RECORDS TO USE:
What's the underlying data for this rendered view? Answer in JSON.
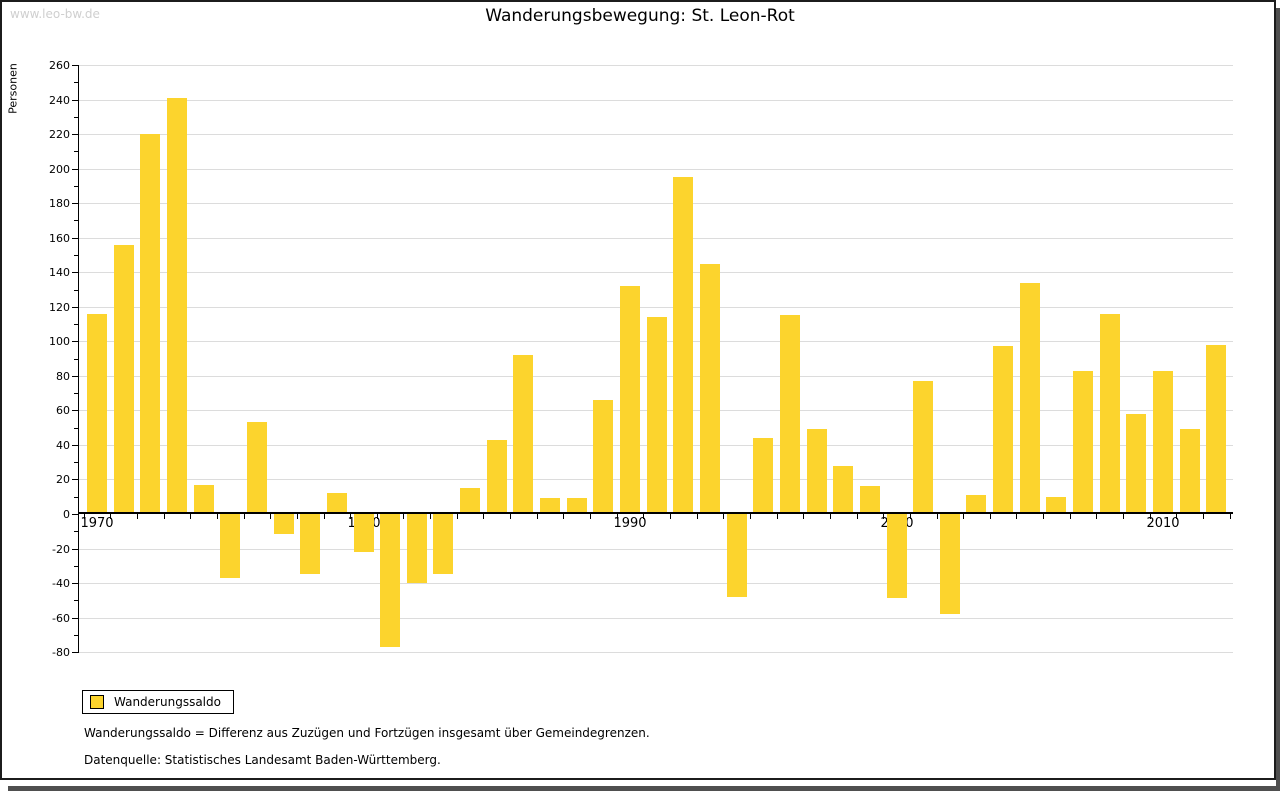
{
  "watermark": "www.leo-bw.de",
  "footnotes": {
    "line1": "Wanderungssaldo = Differenz aus Zuzügen und Fortzügen insgesamt über Gemeindegrenzen.",
    "line2": "Datenquelle: Statistisches Landesamt Baden-Württemberg."
  },
  "chart_data": {
    "type": "bar",
    "title": "Wanderungsbewegung: St. Leon-Rot",
    "ylabel": "Personen",
    "xlabel": "",
    "bar_color": "#fcd42d",
    "grid": true,
    "legend_position": "bottom-left",
    "legend": [
      {
        "label": "Wanderungssaldo",
        "color": "#fcd42d"
      }
    ],
    "ylim": [
      -80,
      260
    ],
    "ytick_step": 20,
    "ytick_minor_step": 10,
    "xtick_labels": [
      1970,
      1980,
      1990,
      2000,
      2010
    ],
    "x": [
      1970,
      1971,
      1972,
      1973,
      1974,
      1975,
      1976,
      1977,
      1978,
      1979,
      1980,
      1981,
      1982,
      1983,
      1984,
      1985,
      1986,
      1987,
      1988,
      1989,
      1990,
      1991,
      1992,
      1993,
      1994,
      1995,
      1996,
      1997,
      1998,
      1999,
      2000,
      2001,
      2002,
      2003,
      2004,
      2005,
      2006,
      2007,
      2008,
      2009,
      2010,
      2011,
      2012
    ],
    "series": [
      {
        "name": "Wanderungssaldo",
        "values": [
          116,
          156,
          220,
          241,
          17,
          -38,
          53,
          -13,
          -36,
          12,
          -23,
          -78,
          -41,
          -36,
          15,
          43,
          92,
          9,
          9,
          66,
          132,
          114,
          195,
          145,
          -49,
          44,
          115,
          49,
          28,
          16,
          -50,
          77,
          -59,
          11,
          97,
          134,
          10,
          83,
          116,
          58,
          83,
          49,
          98
        ]
      }
    ]
  }
}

WHAT IS BEING ASKED:
The records above must be printed exactly; the pictures stay out.

TASK RESULT:
What's the underlying data for this rendered view? Answer in JSON.
{
  "watermark": "www.leo-bw.de",
  "footnotes": {
    "line1": "Wanderungssaldo = Differenz aus Zuzügen und Fortzügen insgesamt über Gemeindegrenzen.",
    "line2": "Datenquelle: Statistisches Landesamt Baden-Württemberg."
  },
  "chart_data": {
    "type": "bar",
    "title": "Wanderungsbewegung: St. Leon-Rot",
    "ylabel": "Personen",
    "xlabel": "",
    "bar_color": "#fcd42d",
    "grid": true,
    "legend_position": "bottom-left",
    "legend": [
      {
        "label": "Wanderungssaldo",
        "color": "#fcd42d"
      }
    ],
    "ylim": [
      -80,
      260
    ],
    "ytick_step": 20,
    "ytick_minor_step": 10,
    "xtick_labels": [
      1970,
      1980,
      1990,
      2000,
      2010
    ],
    "x": [
      1970,
      1971,
      1972,
      1973,
      1974,
      1975,
      1976,
      1977,
      1978,
      1979,
      1980,
      1981,
      1982,
      1983,
      1984,
      1985,
      1986,
      1987,
      1988,
      1989,
      1990,
      1991,
      1992,
      1993,
      1994,
      1995,
      1996,
      1997,
      1998,
      1999,
      2000,
      2001,
      2002,
      2003,
      2004,
      2005,
      2006,
      2007,
      2008,
      2009,
      2010,
      2011,
      2012
    ],
    "series": [
      {
        "name": "Wanderungssaldo",
        "values": [
          116,
          156,
          220,
          241,
          17,
          -38,
          53,
          -13,
          -36,
          12,
          -23,
          -78,
          -41,
          -36,
          15,
          43,
          92,
          9,
          9,
          66,
          132,
          114,
          195,
          145,
          -49,
          44,
          115,
          49,
          28,
          16,
          -50,
          77,
          -59,
          11,
          97,
          134,
          10,
          83,
          116,
          58,
          83,
          49,
          98
        ]
      }
    ]
  }
}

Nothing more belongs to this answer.